--- Material supplied ---
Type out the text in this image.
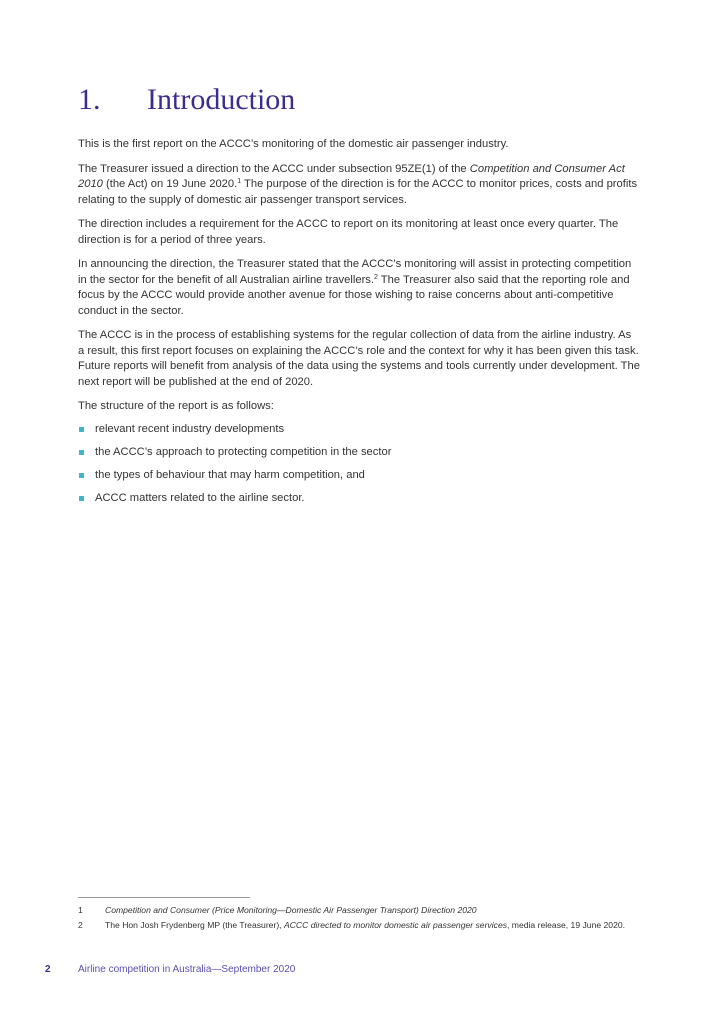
1. Introduction

This is the first report on the ACCC’s monitoring of the domestic air passenger industry.

The Treasurer issued a direction to the ACCC under subsection 95ZE(1) of the Competition and Consumer Act 2010 (the Act) on 19 June 2020.$^1$ The purpose of the direction is for the ACCC to monitor prices, costs and profits relating to the supply of domestic air passenger transport services.

The direction includes a requirement for the ACCC to report on its monitoring at least once every quarter. The direction is for a period of three years.

In announcing the direction, the Treasurer stated that the ACCC’s monitoring will assist in protecting competition in the sector for the benefit of all Australian airline travellers.$^2$ The Treasurer also said that the reporting role and focus by the ACCC would provide another avenue for those wishing to raise concerns about anti-competitive conduct in the sector.

The ACCC is in the process of establishing systems for the regular collection of data from the airline industry. As a result, this first report focuses on explaining the ACCC’s role and the context for why it has been given this task. Future reports will benefit from analysis of the data using the systems and tools currently under development. The next report will be published at the end of 2020.

The structure of the report is as follows:

relevant recent industry developments
the ACCC’s approach to protecting competition in the sector
the types of behaviour that may harm competition, and
ACCC matters related to the airline sector.
1	Competition and Consumer (Price Monitoring—Domestic Air Passenger Transport) Direction 2020
2	The Hon Josh Frydenberg MP (the Treasurer), ACCC directed to monitor domestic air passenger services, media release, 19 June 2020.
2	Airline competition in Australia—September 2020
---
◆ The request ◆
Without the pictures, write out the whole listing above exactly as it appears.

◆ Task output ◆
Type out the text in this image.
1. Introduction

This is the first report on the ACCC’s monitoring of the domestic air passenger industry.

The Treasurer issued a direction to the ACCC under subsection 95ZE(1) of the Competition and Consumer Act 2010 (the Act) on 19 June 2020.$^1$ The purpose of the direction is for the ACCC to monitor prices, costs and profits relating to the supply of domestic air passenger transport services.

The direction includes a requirement for the ACCC to report on its monitoring at least once every quarter. The direction is for a period of three years.

In announcing the direction, the Treasurer stated that the ACCC’s monitoring will assist in protecting competition in the sector for the benefit of all Australian airline travellers.$^2$ The Treasurer also said that the reporting role and focus by the ACCC would provide another avenue for those wishing to raise concerns about anti-competitive conduct in the sector.

The ACCC is in the process of establishing systems for the regular collection of data from the airline industry. As a result, this first report focuses on explaining the ACCC’s role and the context for why it has been given this task. Future reports will benefit from analysis of the data using the systems and tools currently under development. The next report will be published at the end of 2020.

The structure of the report is as follows:

relevant recent industry developments
the ACCC’s approach to protecting competition in the sector
the types of behaviour that may harm competition, and
ACCC matters related to the airline sector.
1	Competition and Consumer (Price Monitoring—Domestic Air Passenger Transport) Direction 2020
2	The Hon Josh Frydenberg MP (the Treasurer), ACCC directed to monitor domestic air passenger services, media release, 19 June 2020.
2	Airline competition in Australia—September 2020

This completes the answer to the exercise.